Excerpted data:
-*-

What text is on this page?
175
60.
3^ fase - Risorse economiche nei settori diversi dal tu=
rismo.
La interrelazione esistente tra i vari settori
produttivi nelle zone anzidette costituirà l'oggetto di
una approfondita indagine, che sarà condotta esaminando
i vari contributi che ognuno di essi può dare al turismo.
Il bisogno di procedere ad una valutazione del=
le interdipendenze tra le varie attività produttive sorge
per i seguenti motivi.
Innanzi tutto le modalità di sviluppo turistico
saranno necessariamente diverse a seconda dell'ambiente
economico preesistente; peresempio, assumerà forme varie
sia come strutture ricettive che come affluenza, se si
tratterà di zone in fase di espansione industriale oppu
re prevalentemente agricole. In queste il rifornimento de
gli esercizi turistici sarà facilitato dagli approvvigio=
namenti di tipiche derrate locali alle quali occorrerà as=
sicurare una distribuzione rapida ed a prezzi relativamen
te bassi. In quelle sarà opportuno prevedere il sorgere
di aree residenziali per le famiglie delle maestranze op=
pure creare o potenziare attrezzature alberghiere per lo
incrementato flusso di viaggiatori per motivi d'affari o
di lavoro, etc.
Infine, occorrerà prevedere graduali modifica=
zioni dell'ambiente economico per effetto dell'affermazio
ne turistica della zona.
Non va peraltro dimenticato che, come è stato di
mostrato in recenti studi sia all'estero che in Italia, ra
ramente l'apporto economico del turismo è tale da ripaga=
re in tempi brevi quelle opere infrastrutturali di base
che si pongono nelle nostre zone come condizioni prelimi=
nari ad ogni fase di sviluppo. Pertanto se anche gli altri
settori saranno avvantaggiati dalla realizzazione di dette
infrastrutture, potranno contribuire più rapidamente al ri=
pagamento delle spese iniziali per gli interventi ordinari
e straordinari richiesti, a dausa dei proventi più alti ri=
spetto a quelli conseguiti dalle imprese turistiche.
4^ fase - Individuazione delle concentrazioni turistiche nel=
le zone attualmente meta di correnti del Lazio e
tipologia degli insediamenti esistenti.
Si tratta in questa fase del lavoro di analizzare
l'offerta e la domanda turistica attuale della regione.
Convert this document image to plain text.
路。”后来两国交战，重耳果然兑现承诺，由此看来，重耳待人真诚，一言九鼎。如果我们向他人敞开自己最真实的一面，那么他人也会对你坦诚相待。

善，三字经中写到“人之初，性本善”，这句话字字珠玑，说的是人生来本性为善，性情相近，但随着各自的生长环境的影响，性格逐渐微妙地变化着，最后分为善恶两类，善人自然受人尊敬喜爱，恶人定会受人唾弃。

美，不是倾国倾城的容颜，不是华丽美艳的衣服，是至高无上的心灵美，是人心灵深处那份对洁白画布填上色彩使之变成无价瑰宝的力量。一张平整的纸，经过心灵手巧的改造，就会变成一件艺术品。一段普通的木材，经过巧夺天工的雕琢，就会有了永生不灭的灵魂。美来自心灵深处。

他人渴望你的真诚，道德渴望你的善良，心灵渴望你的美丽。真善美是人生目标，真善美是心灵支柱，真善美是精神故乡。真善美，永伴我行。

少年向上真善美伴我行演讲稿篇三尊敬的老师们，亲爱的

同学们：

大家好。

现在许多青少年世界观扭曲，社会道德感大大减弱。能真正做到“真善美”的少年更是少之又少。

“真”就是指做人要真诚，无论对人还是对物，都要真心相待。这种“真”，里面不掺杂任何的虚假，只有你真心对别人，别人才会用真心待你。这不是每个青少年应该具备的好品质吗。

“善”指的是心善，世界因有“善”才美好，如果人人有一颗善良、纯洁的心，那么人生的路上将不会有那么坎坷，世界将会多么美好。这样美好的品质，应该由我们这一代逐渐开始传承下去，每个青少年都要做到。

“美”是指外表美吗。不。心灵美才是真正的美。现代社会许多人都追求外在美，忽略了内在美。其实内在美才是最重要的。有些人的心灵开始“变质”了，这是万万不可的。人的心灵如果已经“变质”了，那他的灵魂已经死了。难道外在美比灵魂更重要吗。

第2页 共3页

-*-

Problem to solve: Transcribe the data above in full, exactly.

The solution:
What text is on this page?
175
60.
3^ fase - Risorse economiche nei settori diversi dal tu=
rismo.
La interrelazione esistente tra i vari settori
produttivi nelle zone anzidette costituirà l'oggetto di
una approfondita indagine, che sarà condotta esaminando
i vari contributi che ognuno di essi può dare al turismo.
Il bisogno di procedere ad una valutazione del=
le interdipendenze tra le varie attività produttive sorge
per i seguenti motivi.
Innanzi tutto le modalità di sviluppo turistico
saranno necessariamente diverse a seconda dell'ambiente
economico preesistente; peresempio, assumerà forme varie
sia come strutture ricettive che come affluenza, se si
tratterà di zone in fase di espansione industriale oppu
re prevalentemente agricole. In queste il rifornimento de
gli esercizi turistici sarà facilitato dagli approvvigio=
namenti di tipiche derrate locali alle quali occorrerà as=
sicurare una distribuzione rapida ed a prezzi relativamen
te bassi. In quelle sarà opportuno prevedere il sorgere
di aree residenziali per le famiglie delle maestranze op=
pure creare o potenziare attrezzature alberghiere per lo
incrementato flusso di viaggiatori per motivi d'affari o
di lavoro, etc.
Infine, occorrerà prevedere graduali modifica=
zioni dell'ambiente economico per effetto dell'affermazio
ne turistica della zona.
Non va peraltro dimenticato che, come è stato di
mostrato in recenti studi sia all'estero che in Italia, ra
ramente l'apporto economico del turismo è tale da ripaga=
re in tempi brevi quelle opere infrastrutturali di base
che si pongono nelle nostre zone come condizioni prelimi=
nari ad ogni fase di sviluppo. Pertanto se anche gli altri
settori saranno avvantaggiati dalla realizzazione di dette
infrastrutture, potranno contribuire più rapidamente al ri=
pagamento delle spese iniziali per gli interventi ordinari
e straordinari richiesti, a dausa dei proventi più alti ri=
spetto a quelli conseguiti dalle imprese turistiche.
4^ fase - Individuazione delle concentrazioni turistiche nel=
le zone attualmente meta di correnti del Lazio e
tipologia degli insediamenti esistenti.
Si tratta in questa fase del lavoro di analizzare
l'offerta e la domanda turistica attuale della regione.
Convert this document image to plain text.
路。”后来两国交战，重耳果然兑现承诺，由此看来，重耳待人真诚，一言九鼎。如果我们向他人敞开自己最真实的一面，那么他人也会对你坦诚相待。

善，三字经中写到“人之初，性本善”，这句话字字珠玑，说的是人生来本性为善，性情相近，但随着各自的生长环境的影响，性格逐渐微妙地变化着，最后分为善恶两类，善人自然受人尊敬喜爱，恶人定会受人唾弃。

美，不是倾国倾城的容颜，不是华丽美艳的衣服，是至高无上的心灵美，是人心灵深处那份对洁白画布填上色彩使之变成无价瑰宝的力量。一张平整的纸，经过心灵手巧的改造，就会变成一件艺术品。一段普通的木材，经过巧夺天工的雕琢，就会有了永生不灭的灵魂。美来自心灵深处。

他人渴望你的真诚，道德渴望你的善良，心灵渴望你的美丽。真善美是人生目标，真善美是心灵支柱，真善美是精神故乡。真善美，永伴我行。

少年向上真善美伴我行演讲稿篇三尊敬的老师们，亲爱的

同学们：

大家好。

现在许多青少年世界观扭曲，社会道德感大大减弱。能真正做到“真善美”的少年更是少之又少。

“真”就是指做人要真诚，无论对人还是对物，都要真心相待。这种“真”，里面不掺杂任何的虚假，只有你真心对别人，别人才会用真心待你。这不是每个青少年应该具备的好品质吗。

“善”指的是心善，世界因有“善”才美好，如果人人有一颗善良、纯洁的心，那么人生的路上将不会有那么坎坷，世界将会多么美好。这样美好的品质，应该由我们这一代逐渐开始传承下去，每个青少年都要做到。

“美”是指外表美吗。不。心灵美才是真正的美。现代社会许多人都追求外在美，忽略了内在美。其实内在美才是最重要的。有些人的心灵开始“变质”了，这是万万不可的。人的心灵如果已经“变质”了，那他的灵魂已经死了。难道外在美比灵魂更重要吗。

第2页 共3页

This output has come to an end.